RECORDED INFORMATION:

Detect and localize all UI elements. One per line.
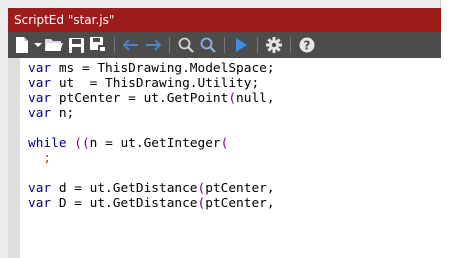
code-token: ptCenter,	[205, 181, 275, 196]
arrow-right-icon[interactable]	[142, 34, 164, 56]
scripted-window: ScriptEd "star.js" ? var ms = ThisDrawin…	[0, 0, 441, 258]
toolbar-separator	[224, 37, 225, 53]
search-next-icon[interactable]	[197, 34, 219, 56]
code-token: var	[28, 61, 52, 76]
toolbar-separator	[114, 37, 115, 53]
toolbar-separator	[290, 37, 291, 53]
code-token: ptCenter = ut.GetPoint	[51, 91, 229, 106]
code-token: (	[220, 136, 229, 151]
code-line[interactable]	[28, 166, 441, 181]
code-line[interactable]: var ptCenter = ut.GetPoint(null,	[28, 91, 441, 106]
window-title: ScriptEd "star.js"	[8, 8, 441, 32]
chevron-down-icon[interactable]	[33, 34, 43, 56]
code-line[interactable]: var ms = ThisDrawing.ModelSpace;	[28, 61, 441, 76]
code-line[interactable]: var d = ut.GetDistance(ptCenter,	[28, 181, 441, 196]
code-token: var	[28, 106, 52, 121]
code-token: n;	[51, 106, 75, 121]
arrow-left-icon[interactable]	[120, 34, 142, 56]
help-icon[interactable]: ?	[296, 34, 318, 56]
code-token: ;	[43, 151, 52, 166]
code-token: var	[28, 181, 52, 196]
code-token: ms = ThisDrawing.ModelSpace;	[51, 61, 275, 76]
code-token: while	[28, 136, 75, 151]
new-file-icon[interactable]	[11, 34, 33, 56]
gear-icon[interactable]	[263, 34, 285, 56]
code-token: var	[28, 76, 52, 91]
code-text[interactable]: var ms = ThisDrawing.ModelSpace; var ut =…	[20, 58, 441, 211]
code-token: ptCenter,	[205, 196, 275, 211]
code-line[interactable]: var D = ut.GetDistance(ptCenter,	[28, 196, 441, 211]
code-line[interactable]: var ut = ThisDrawing.Utility;	[28, 76, 441, 91]
code-token: D = ut.GetDistance	[51, 196, 198, 211]
code-token: d = ut.GetDistance	[51, 181, 198, 196]
code-line[interactable]: ;	[28, 151, 441, 166]
code-line[interactable]: var n;	[28, 106, 441, 121]
toolbar: ?	[8, 32, 441, 58]
code-token: var	[28, 196, 52, 211]
play-icon[interactable]	[230, 34, 252, 56]
svg-text:?: ?	[304, 39, 311, 53]
code-token: ((	[74, 136, 90, 151]
code-token: var	[28, 91, 52, 106]
code-token: (	[228, 91, 237, 106]
toolbar-separator	[257, 37, 258, 53]
code-line[interactable]: while ((n = ut.GetInteger(	[28, 136, 441, 151]
save-as-icon[interactable]	[87, 34, 109, 56]
search-icon[interactable]	[175, 34, 197, 56]
code-token: n = ut.GetInteger	[89, 136, 221, 151]
open-folder-icon[interactable]	[43, 34, 65, 56]
code-token: ut = ThisDrawing.Utility;	[51, 76, 260, 91]
code-line[interactable]	[28, 121, 441, 136]
save-icon[interactable]	[65, 34, 87, 56]
code-token: null,	[236, 91, 275, 106]
toolbar-separator	[169, 37, 170, 53]
code-editor[interactable]: var ms = ThisDrawing.ModelSpace; var ut =…	[8, 58, 441, 258]
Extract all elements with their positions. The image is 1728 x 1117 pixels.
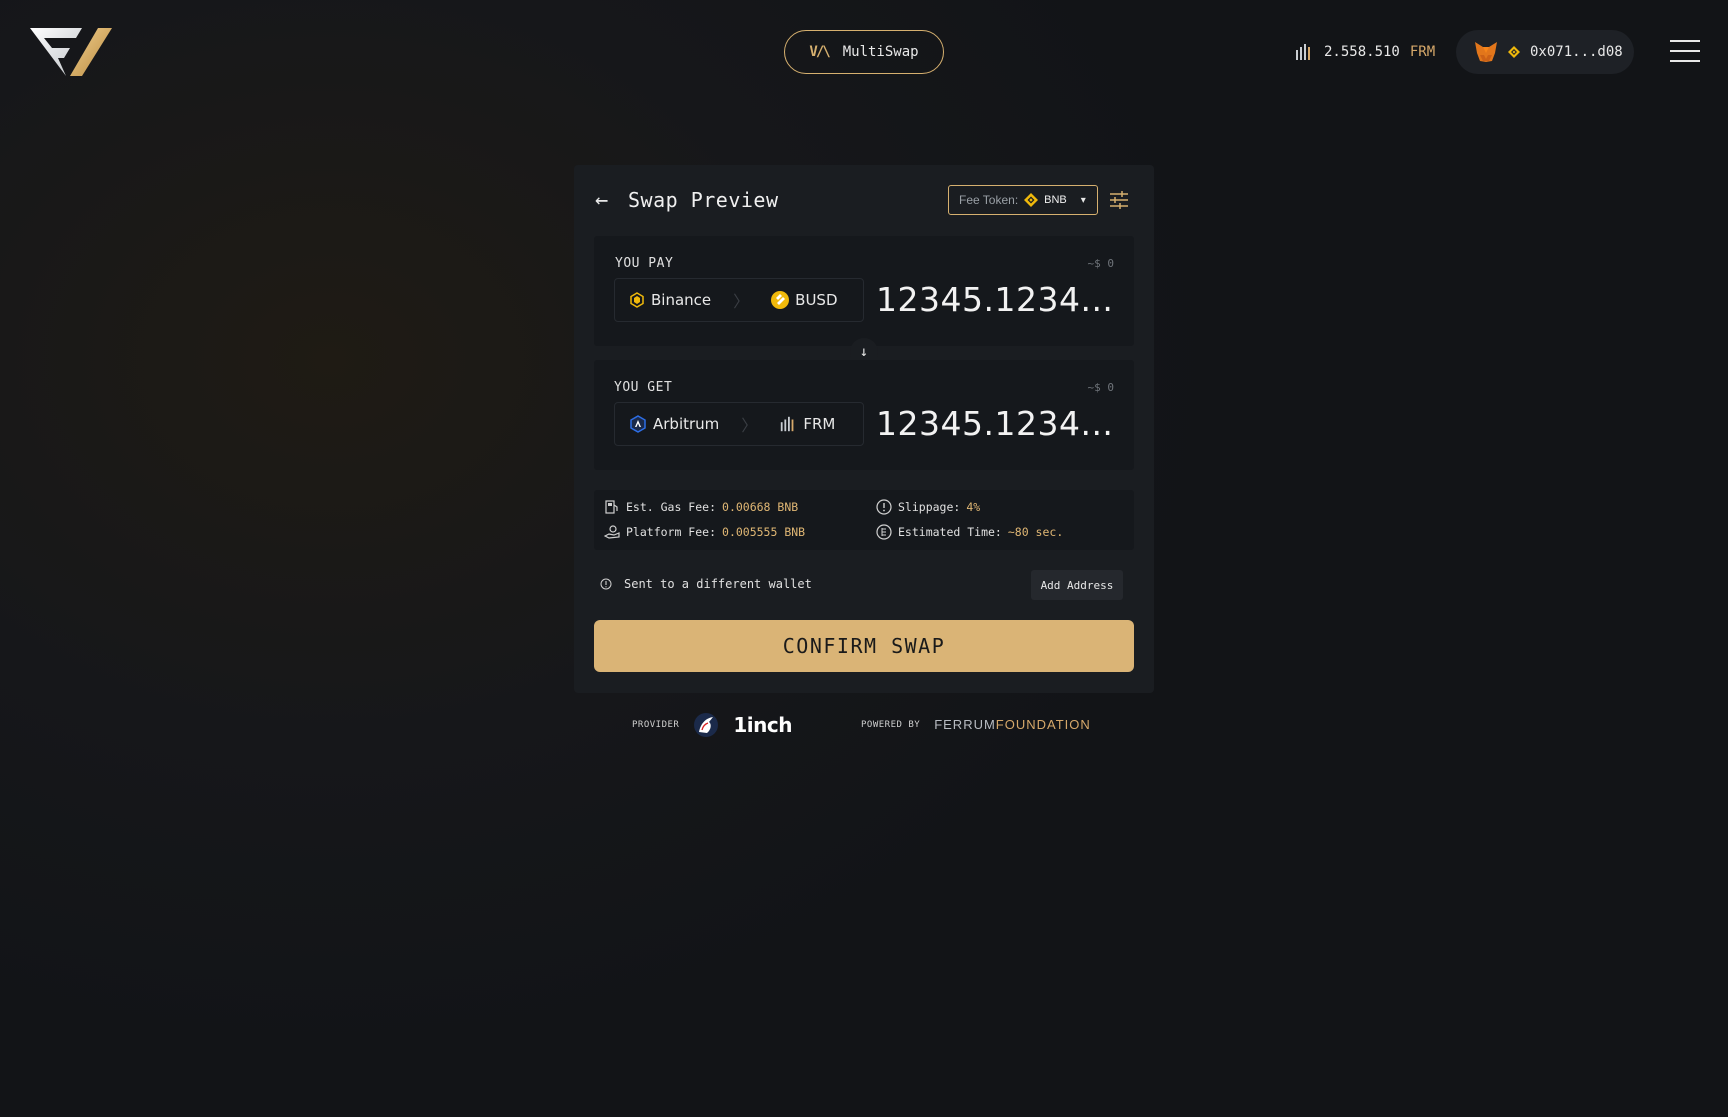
separator-icon: 〉: [741, 416, 758, 435]
frm-balance: 2.558.510 FRM: [1294, 38, 1435, 66]
pay-network: Binance: [651, 291, 712, 309]
fee-summary: Est. Gas Fee: 0.00668 BNB Platform Fee: …: [594, 490, 1134, 550]
alert-circle-icon: [876, 499, 892, 515]
wallet-button[interactable]: 0x071...d08: [1456, 30, 1634, 74]
you-get-panel: YOU GET ~$ 0 Arbitrum 〉 FRM 12345.1234..…: [594, 360, 1134, 470]
gas-fee-label: Est. Gas Fee:: [626, 500, 717, 514]
busd-icon: [771, 291, 790, 309]
ferrum-foundation-logo: FERRUMFOUNDATION: [934, 717, 1091, 732]
balance-token: FRM: [1409, 44, 1436, 60]
add-address-button[interactable]: Add Address: [1031, 570, 1123, 600]
gas-fee-row: Est. Gas Fee: 0.00668 BNB: [604, 499, 798, 515]
powered-name-a: FERRUM: [934, 717, 996, 732]
different-wallet-row: Sent to a different wallet: [600, 577, 812, 591]
you-pay-panel: YOU PAY ~$ 0 Binance 〉 BUSD 12345.1234..…: [594, 236, 1134, 346]
coin-hand-icon: [604, 525, 620, 539]
you-pay-label: YOU PAY: [615, 256, 674, 271]
gas-fee-value: 0.00668 BNB: [722, 500, 799, 514]
settings-sliders-icon[interactable]: [1108, 190, 1130, 210]
get-token-selector[interactable]: Arbitrum 〉 FRM: [614, 402, 864, 446]
get-network: Arbitrum: [653, 415, 720, 433]
you-get-label: YOU GET: [614, 380, 673, 395]
frm-token-icon: [781, 416, 794, 432]
fee-token-label: Fee Token:: [959, 193, 1019, 207]
fee-token-select[interactable]: Fee Token: BNB ▾: [948, 185, 1098, 215]
binance-icon: [630, 292, 644, 308]
platform-fee-row: Platform Fee: 0.005555 BNB: [604, 524, 805, 540]
get-token: FRM: [803, 415, 836, 433]
menu-icon[interactable]: [1670, 40, 1700, 64]
arbitrum-icon: [630, 415, 646, 433]
platform-fee-value: 0.005555 BNB: [722, 525, 806, 539]
slippage-value: 4%: [966, 500, 981, 514]
multiswap-icon: V/\: [809, 44, 830, 60]
slippage-row: Slippage: 4%: [876, 499, 980, 515]
powered-by-credit: POWERED BY FERRUMFOUNDATION: [861, 717, 1091, 732]
slippage-label: Slippage:: [898, 500, 961, 514]
platform-fee-label: Platform Fee:: [626, 525, 717, 539]
estimated-time-value: ~80 sec.: [1007, 525, 1064, 539]
info-icon: [600, 578, 612, 590]
wallet-address: 0x071...d08: [1530, 44, 1623, 60]
provider-credit: PROVIDER 1inch: [632, 712, 792, 738]
metamask-fox-icon: [1475, 42, 1497, 62]
bnb-icon: [1024, 193, 1039, 207]
you-get-usd: ~$ 0: [1087, 381, 1115, 394]
different-wallet-label: Sent to a different wallet: [624, 577, 812, 591]
pay-token-selector[interactable]: Binance 〉 BUSD: [614, 278, 864, 322]
page-title: Swap Preview: [628, 188, 779, 212]
balance-amount: 2.558.510: [1324, 44, 1400, 60]
back-arrow-icon[interactable]: ←: [595, 188, 608, 213]
fee-token-value: BNB: [1044, 194, 1067, 206]
brand-logo[interactable]: [30, 26, 112, 78]
multiswap-button[interactable]: V/\ MultiSwap: [784, 30, 944, 74]
separator-icon: 〉: [733, 292, 750, 311]
powered-by-label: POWERED BY: [861, 719, 921, 730]
chevron-down-icon: ▾: [1080, 194, 1086, 206]
get-amount[interactable]: 12345.1234...: [876, 404, 1113, 443]
frm-token-icon: [1296, 44, 1310, 60]
provider-name: 1inch: [733, 713, 792, 737]
multiswap-label: MultiSwap: [842, 44, 919, 60]
bnb-chain-icon: [1508, 46, 1520, 58]
estimated-time-label: Estimated Time:: [898, 525, 1002, 539]
powered-name-b: FOUNDATION: [995, 717, 1091, 732]
estimated-time-row: Estimated Time: ~80 sec.: [876, 524, 1063, 540]
gas-pump-icon: [605, 500, 618, 514]
pay-token: BUSD: [795, 291, 838, 309]
you-pay-usd: ~$ 0: [1087, 257, 1115, 270]
provider-label: PROVIDER: [632, 720, 680, 730]
1inch-unicorn-logo: [694, 713, 719, 737]
pay-amount[interactable]: 12345.1234...: [876, 280, 1113, 319]
confirm-swap-button[interactable]: CONFIRM SWAP: [594, 620, 1134, 672]
clock-coin-icon: [876, 524, 892, 540]
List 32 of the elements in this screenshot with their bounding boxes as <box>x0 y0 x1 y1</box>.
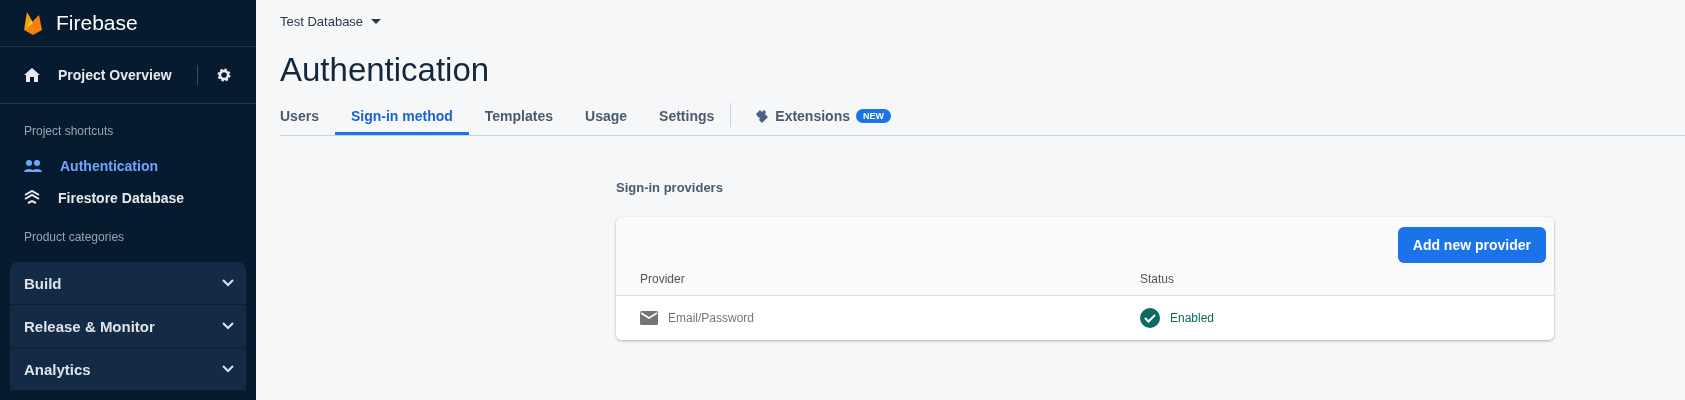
shortcut-item[interactable]: Authentication <box>60 158 158 174</box>
tab[interactable]: Users <box>280 99 335 135</box>
project-selector[interactable]: Test Database <box>280 14 364 29</box>
category-item[interactable]: Build <box>24 274 62 292</box>
section-heading: Product categories <box>23 229 126 246</box>
puzzle-icon <box>755 108 770 123</box>
category-item[interactable]: Analytics <box>24 360 91 378</box>
new-badge: NEW <box>856 108 891 123</box>
waves-icon <box>24 190 40 206</box>
envelope-icon <box>640 311 658 325</box>
tab[interactable]: Templates <box>468 99 570 135</box>
settings-icon[interactable] <box>216 67 232 83</box>
people-icon <box>24 160 42 172</box>
status-text: Enabled <box>1170 311 1215 325</box>
brand-name: Firebase <box>56 11 138 35</box>
dropdown-caret-icon[interactable] <box>371 19 382 24</box>
extensions-tab[interactable]: Extensions NEW <box>739 99 907 135</box>
project-overview-link[interactable]: Project Overview <box>58 67 179 83</box>
add-provider-button[interactable]: Add new provider <box>1397 227 1546 263</box>
tab[interactable]: Sign-in method <box>334 99 469 135</box>
column-header: Provider <box>640 272 686 286</box>
tab[interactable]: Usage <box>569 99 644 135</box>
section-heading: Project shortcuts <box>23 123 115 140</box>
category-item[interactable]: Release & Monitor <box>24 317 155 335</box>
provider-name[interactable]: Email/Password <box>668 311 755 325</box>
column-header: Status <box>1140 272 1176 286</box>
section-title: Sign-in providers <box>616 180 724 195</box>
page-title: Authentication <box>280 51 491 89</box>
tab[interactable]: Settings <box>643 99 731 135</box>
home-icon <box>24 68 40 82</box>
shortcut-item[interactable]: Firestore Database <box>58 190 185 206</box>
flame-logo-icon <box>24 11 42 35</box>
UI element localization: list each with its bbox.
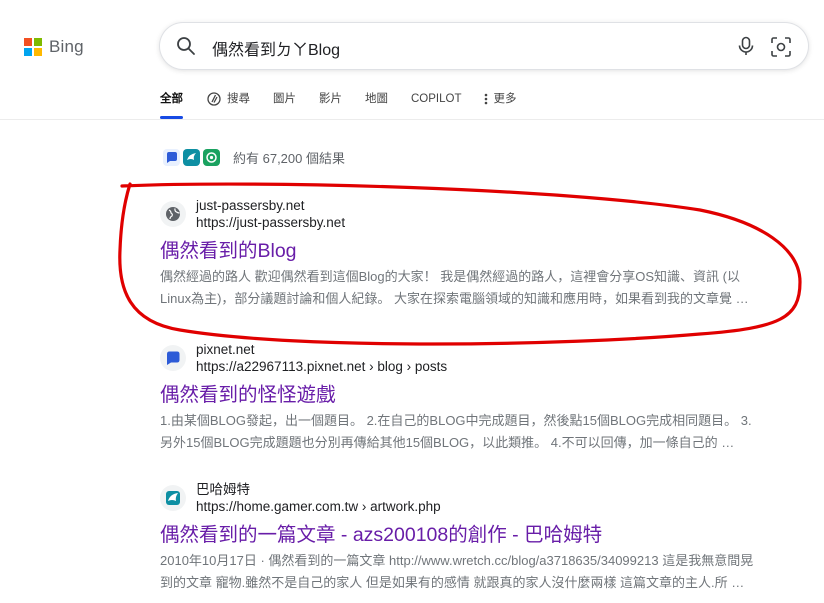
microsoft-logo-icon bbox=[24, 38, 42, 56]
search-input[interactable]: 偶然看到ㄉㄚBlog bbox=[212, 36, 340, 60]
site-favicon-icon bbox=[203, 149, 220, 166]
tab-label: 搜尋 bbox=[227, 93, 250, 105]
tab-label: 更多 bbox=[493, 93, 517, 105]
tab-label: 地圖 bbox=[365, 93, 388, 105]
result-site-name: 巴哈姆特 bbox=[196, 482, 250, 497]
search-result: just-passersby.net https://just-passersb… bbox=[160, 197, 800, 310]
snippet-line: 到的文章 寵物.雖然不是自己的家人 但是如果有的感情 就跟真的家人沒什麼兩樣 這… bbox=[160, 575, 745, 590]
bing-logo[interactable]: Bing bbox=[24, 37, 84, 57]
tab-copilot-search[interactable]: 搜尋 bbox=[206, 86, 250, 112]
tab-maps[interactable]: 地圖 bbox=[365, 86, 388, 112]
tab-label: 圖片 bbox=[273, 93, 296, 105]
tab-label: COPILOT bbox=[411, 93, 462, 105]
search-result: pixnet.net https://a22967113.pixnet.net … bbox=[160, 341, 800, 454]
logo-text: Bing bbox=[49, 37, 84, 56]
snippet-line: Linux為主)，部分議題討論和個人紀錄。 大家在探索電腦領域的知識和應用時，如… bbox=[160, 291, 749, 306]
pixnet-icon bbox=[163, 149, 180, 166]
result-site-row[interactable]: just-passersby.net https://just-passersb… bbox=[160, 197, 800, 231]
search-tabs: 全部 搜尋 圖片 影片 地圖 COPILOT 更多 bbox=[160, 86, 539, 120]
globe-icon bbox=[160, 201, 186, 227]
result-snippet: 偶然經過的路人 歡迎偶然看到這個Blog的大家！ 我是偶然經過的路人，這裡會分享… bbox=[160, 266, 800, 310]
result-url: https://just-passersby.net bbox=[196, 215, 346, 230]
result-title-link[interactable]: 偶然看到的一篇文章 - azs200108的創作 - 巴哈姆特 bbox=[160, 522, 800, 548]
tab-label: 全部 bbox=[160, 93, 183, 105]
result-site-name: pixnet.net bbox=[196, 342, 255, 357]
tab-images[interactable]: 圖片 bbox=[273, 86, 296, 112]
bahamut-icon bbox=[183, 149, 200, 166]
tab-all[interactable]: 全部 bbox=[160, 86, 183, 119]
result-url: https://home.gamer.com.tw › artwork.php bbox=[196, 499, 441, 514]
result-site-row[interactable]: pixnet.net https://a22967113.pixnet.net … bbox=[160, 341, 800, 375]
search-icon[interactable] bbox=[176, 36, 196, 56]
results-count: 約有 67,200 個結果 bbox=[233, 151, 345, 166]
copilot-search-icon bbox=[207, 92, 221, 106]
kebab-icon bbox=[485, 93, 488, 105]
snippet-line: 1.由某個BLOG發起，出一個題目。 2.在自己的BLOG中完成題目，然後點15… bbox=[160, 413, 752, 428]
result-snippet: 1.由某個BLOG發起，出一個題目。 2.在自己的BLOG中完成題目，然後點15… bbox=[160, 410, 800, 454]
result-title-link[interactable]: 偶然看到的Blog bbox=[160, 238, 800, 264]
snippet-line: 2010年10月17日 · 偶然看到的一篇文章 http://www.wretc… bbox=[160, 553, 754, 568]
tab-label: 影片 bbox=[319, 93, 342, 105]
tab-videos[interactable]: 影片 bbox=[319, 86, 342, 112]
search-box[interactable]: 偶然看到ㄉㄚBlog bbox=[160, 23, 808, 69]
result-title-link[interactable]: 偶然看到的怪怪遊戲 bbox=[160, 382, 800, 408]
visual-search-icon[interactable] bbox=[770, 36, 792, 58]
tabs-divider bbox=[0, 119, 824, 120]
bahamut-icon bbox=[160, 485, 186, 511]
result-site-name: just-passersby.net bbox=[196, 198, 305, 213]
result-snippet: 2010年10月17日 · 偶然看到的一篇文章 http://www.wretc… bbox=[160, 550, 800, 594]
snippet-line: 另外15個BLOG完成題題也分別再傳給其他15個BLOG，以此類推。 4.不可以… bbox=[160, 435, 735, 450]
pixnet-icon bbox=[160, 345, 186, 371]
results-count-row: 約有 67,200 個結果 bbox=[163, 148, 345, 167]
result-site-row[interactable]: 巴哈姆特 https://home.gamer.com.tw › artwork… bbox=[160, 481, 800, 515]
microphone-icon[interactable] bbox=[736, 36, 756, 56]
search-result: 巴哈姆特 https://home.gamer.com.tw › artwork… bbox=[160, 481, 800, 594]
tab-copilot[interactable]: COPILOT bbox=[411, 86, 461, 112]
tab-more[interactable]: 更多 bbox=[484, 86, 516, 112]
snippet-line: 偶然經過的路人 歡迎偶然看到這個Blog的大家！ 我是偶然經過的路人，這裡會分享… bbox=[160, 269, 740, 284]
result-url: https://a22967113.pixnet.net › blog › po… bbox=[196, 359, 448, 374]
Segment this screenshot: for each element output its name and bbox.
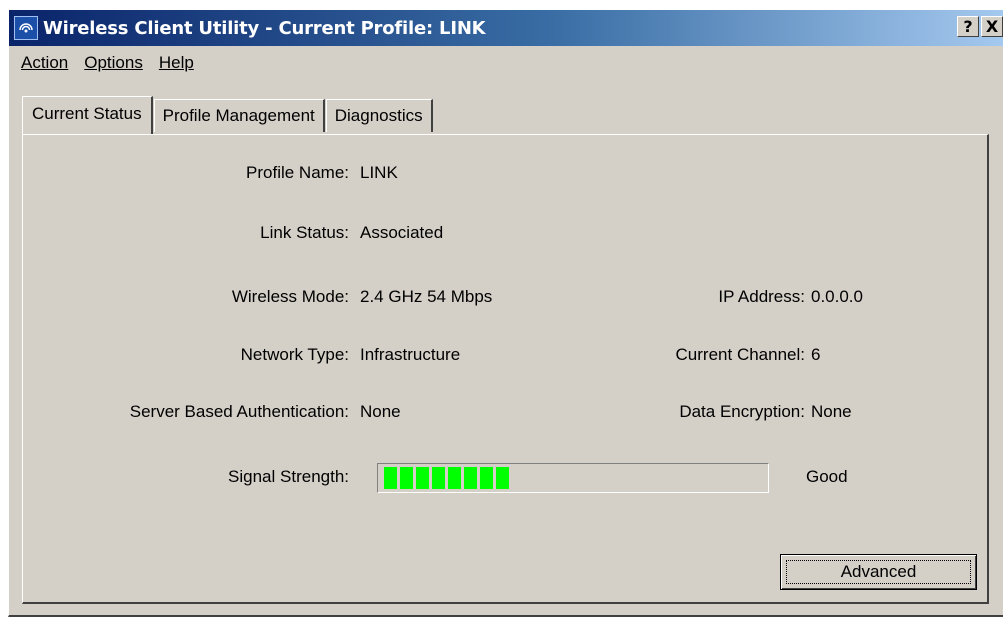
wireless-app-icon [14,16,38,40]
signal-segment [464,467,477,489]
signal-segment [416,467,429,489]
signal-quality-value: Good [806,467,848,486]
tab-diagnostics[interactable]: Diagnostics [325,99,433,132]
link-status-label: Link Status: [260,223,349,242]
profile-name-label: Profile Name: [246,163,349,182]
focus-rect [786,560,971,584]
data-encryption-value: None [811,402,852,421]
link-status-value: Associated [360,223,444,242]
signal-strength-label: Signal Strength: [228,467,349,486]
tab-profile-management[interactable]: Profile Management [153,99,325,132]
signal-segment [384,467,397,489]
ip-address-label: IP Address: [718,287,805,306]
menu-options-label: Options [84,53,143,72]
menu-help-label: Help [158,53,194,72]
menu-options[interactable]: Options [78,51,149,75]
signal-segment [448,467,461,489]
menu-help[interactable]: Help [153,51,200,75]
server-auth-value: None [360,402,401,421]
profile-name-value: LINK [360,163,398,182]
server-auth-label: Server Based Authentication: [129,402,349,421]
wireless-mode-value: 2.4 GHz 54 Mbps [360,287,493,306]
help-title-button[interactable]: ? [957,16,979,37]
close-title-button[interactable]: X [981,16,1003,37]
menu-bar: Action Options Help [9,48,1003,78]
tab-current-status[interactable]: Current Status [22,96,153,134]
signal-segment [480,467,493,489]
ip-address-value: 0.0.0.0 [811,287,863,306]
signal-segment [496,467,509,489]
menu-action[interactable]: Action [15,51,74,75]
current-channel-value: 6 [811,345,821,364]
network-type-label: Network Type: [240,345,349,364]
tab-strip: Current Status Profile Management Diagno… [22,96,433,134]
network-type-value: Infrastructure [360,345,461,364]
wireless-client-utility-window: Wireless Client Utility - Current Profil… [8,9,1003,617]
current-channel-label: Current Channel: [675,345,805,364]
signal-segment [432,467,445,489]
window-title: Wireless Client Utility - Current Profil… [43,17,486,39]
current-status-panel [22,134,989,604]
signal-strength-meter [377,463,769,493]
data-encryption-label: Data Encryption: [679,402,805,421]
signal-segment [400,467,413,489]
wireless-mode-label: Wireless Mode: [231,287,349,306]
title-bar[interactable]: Wireless Client Utility - Current Profil… [9,10,1003,46]
advanced-button[interactable]: Advanced [780,554,977,590]
menu-action-label: Action [21,53,69,72]
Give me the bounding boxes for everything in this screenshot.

SET PROBLEM: Repeat the data starting at the line with "wireless-app-icon [14,16,38,40]" and ending after the line with "server-auth-value: None [360,402,401,421]", replacing "signal-segment" with "bar-segment" and leaving everything else as it is.

EXPECTED OUTPUT:
wireless-app-icon [14,16,38,40]
bar-segment [464,467,477,489]
bar-segment [416,467,429,489]
signal-quality-value: Good [806,467,848,486]
tab-diagnostics[interactable]: Diagnostics [325,99,433,132]
link-status-label: Link Status: [260,223,349,242]
profile-name-label: Profile Name: [246,163,349,182]
focus-rect [786,560,971,584]
data-encryption-value: None [811,402,852,421]
link-status-value: Associated [360,223,444,242]
signal-strength-label: Signal Strength: [228,467,349,486]
tab-profile-management[interactable]: Profile Management [153,99,325,132]
bar-segment [384,467,397,489]
ip-address-label: IP Address: [718,287,805,306]
menu-options-label: Options [84,53,143,72]
menu-help-label: Help [158,53,194,72]
menu-options[interactable]: Options [78,51,149,75]
bar-segment [448,467,461,489]
menu-help[interactable]: Help [153,51,200,75]
server-auth-value: None [360,402,401,421]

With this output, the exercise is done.